• [Required work]:
Without the pictures, return all of the material exactly as written.

• [Given information]:
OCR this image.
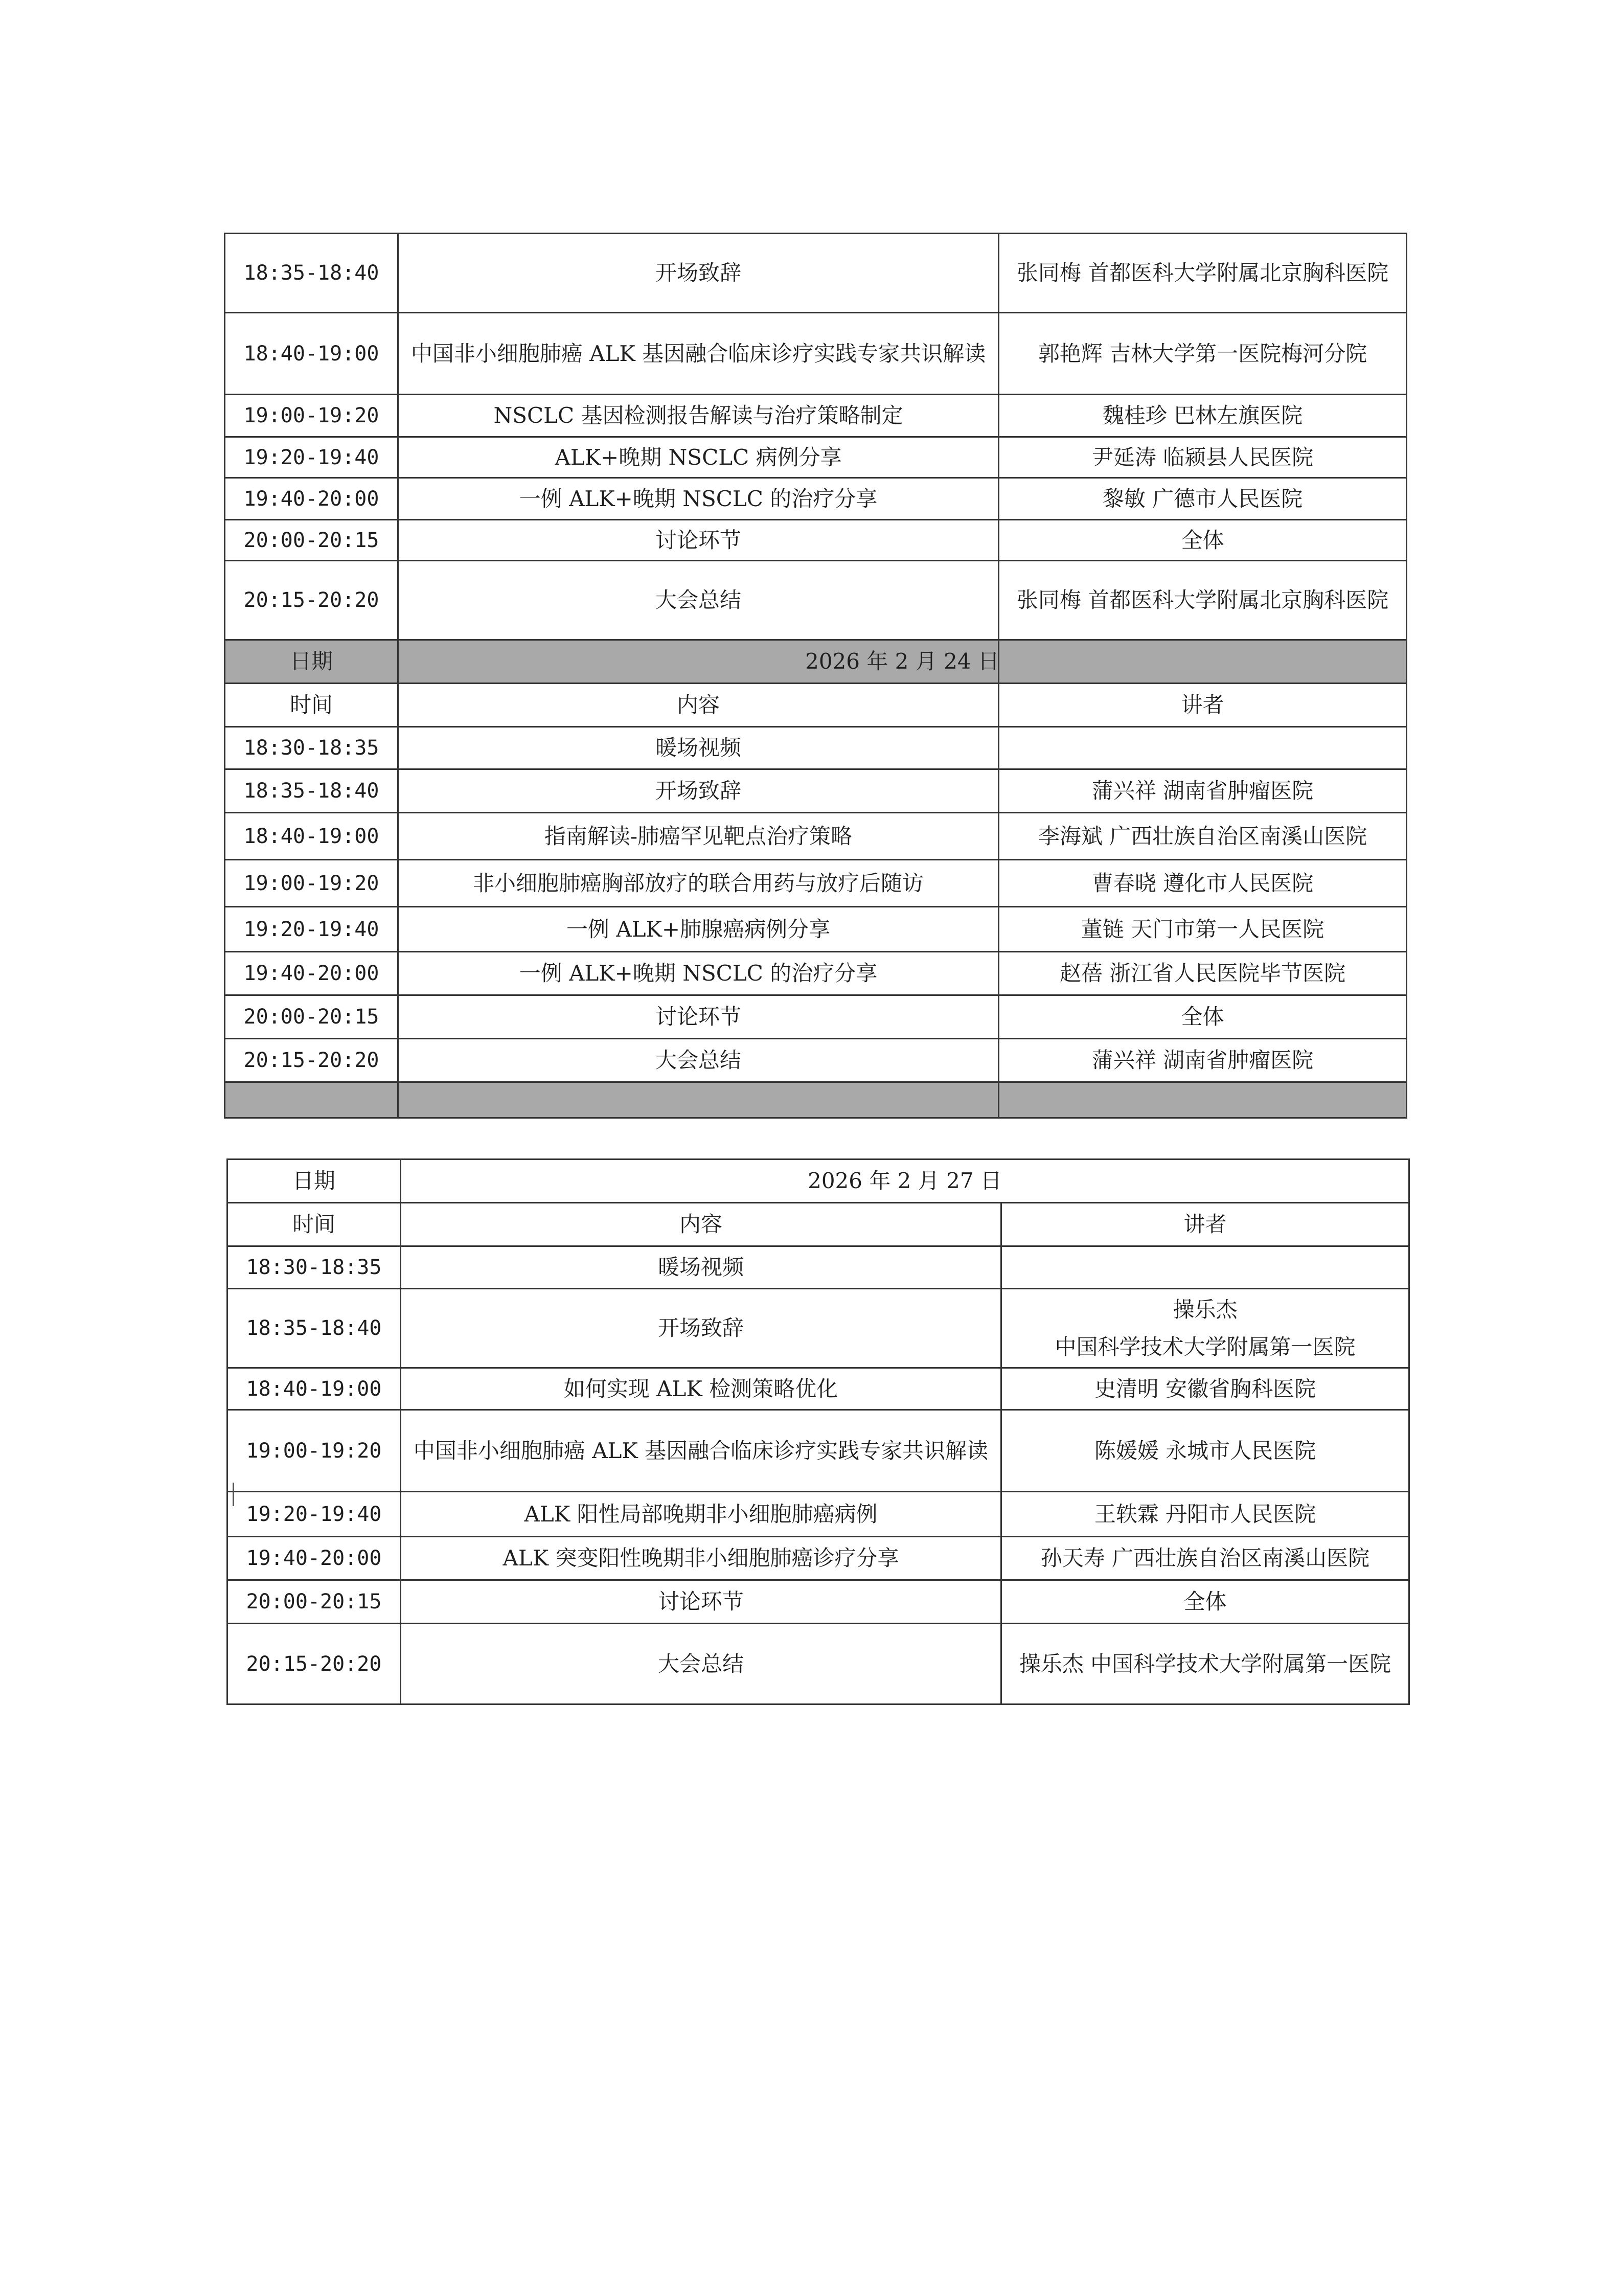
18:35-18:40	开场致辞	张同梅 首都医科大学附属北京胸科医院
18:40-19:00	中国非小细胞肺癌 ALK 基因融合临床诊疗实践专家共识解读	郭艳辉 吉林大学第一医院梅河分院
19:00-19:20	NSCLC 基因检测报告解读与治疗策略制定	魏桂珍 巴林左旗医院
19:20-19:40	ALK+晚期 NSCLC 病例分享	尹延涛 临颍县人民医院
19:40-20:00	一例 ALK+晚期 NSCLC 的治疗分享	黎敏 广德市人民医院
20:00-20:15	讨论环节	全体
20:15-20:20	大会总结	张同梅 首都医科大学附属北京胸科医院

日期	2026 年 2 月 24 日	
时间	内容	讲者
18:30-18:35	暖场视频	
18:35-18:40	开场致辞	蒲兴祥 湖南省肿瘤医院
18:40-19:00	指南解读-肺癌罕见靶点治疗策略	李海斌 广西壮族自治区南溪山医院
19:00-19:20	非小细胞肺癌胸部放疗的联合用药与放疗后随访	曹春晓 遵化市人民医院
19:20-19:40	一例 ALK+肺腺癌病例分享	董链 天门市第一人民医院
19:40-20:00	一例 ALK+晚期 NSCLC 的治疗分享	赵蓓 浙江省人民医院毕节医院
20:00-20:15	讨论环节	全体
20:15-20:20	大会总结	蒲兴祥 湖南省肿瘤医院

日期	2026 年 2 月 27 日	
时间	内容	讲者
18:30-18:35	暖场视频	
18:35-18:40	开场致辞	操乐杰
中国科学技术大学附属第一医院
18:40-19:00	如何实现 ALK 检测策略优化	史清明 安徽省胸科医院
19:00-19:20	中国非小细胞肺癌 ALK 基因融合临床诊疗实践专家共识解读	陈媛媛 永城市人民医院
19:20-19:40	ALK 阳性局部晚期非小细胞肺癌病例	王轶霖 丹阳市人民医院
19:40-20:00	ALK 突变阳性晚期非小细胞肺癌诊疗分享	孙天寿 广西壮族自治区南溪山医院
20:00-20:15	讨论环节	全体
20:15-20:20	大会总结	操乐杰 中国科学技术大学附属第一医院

• [In response]:
OCR this image.
18:35-18:40	开场致辞	张同梅 首都医科大学附属北京胸科医院
18:40-19:00	中国非小细胞肺癌 ALK 基因融合临床诊疗实践专家共识解读	郭艳辉 吉林大学第一医院梅河分院
19:00-19:20	NSCLC 基因检测报告解读与治疗策略制定	魏桂珍 巴林左旗医院
19:20-19:40	ALK+晚期 NSCLC 病例分享	尹延涛 临颍县人民医院
19:40-20:00	一例 ALK+晚期 NSCLC 的治疗分享	黎敏 广德市人民医院
20:00-20:15	讨论环节	全体
20:15-20:20	大会总结	张同梅 首都医科大学附属北京胸科医院

日期	2026 年 2 月 24 日	
时间	内容	讲者
18:30-18:35	暖场视频	
18:35-18:40	开场致辞	蒲兴祥 湖南省肿瘤医院
18:40-19:00	指南解读-肺癌罕见靶点治疗策略	李海斌 广西壮族自治区南溪山医院
19:00-19:20	非小细胞肺癌胸部放疗的联合用药与放疗后随访	曹春晓 遵化市人民医院
19:20-19:40	一例 ALK+肺腺癌病例分享	董链 天门市第一人民医院
19:40-20:00	一例 ALK+晚期 NSCLC 的治疗分享	赵蓓 浙江省人民医院毕节医院
20:00-20:15	讨论环节	全体
20:15-20:20	大会总结	蒲兴祥 湖南省肿瘤医院

日期	2026 年 2 月 27 日	
时间	内容	讲者
18:30-18:35	暖场视频	
18:35-18:40	开场致辞	操乐杰
中国科学技术大学附属第一医院
18:40-19:00	如何实现 ALK 检测策略优化	史清明 安徽省胸科医院
19:00-19:20	中国非小细胞肺癌 ALK 基因融合临床诊疗实践专家共识解读	陈媛媛 永城市人民医院
19:20-19:40	ALK 阳性局部晚期非小细胞肺癌病例	王轶霖 丹阳市人民医院
19:40-20:00	ALK 突变阳性晚期非小细胞肺癌诊疗分享	孙天寿 广西壮族自治区南溪山医院
20:00-20:15	讨论环节	全体
20:15-20:20	大会总结	操乐杰 中国科学技术大学附属第一医院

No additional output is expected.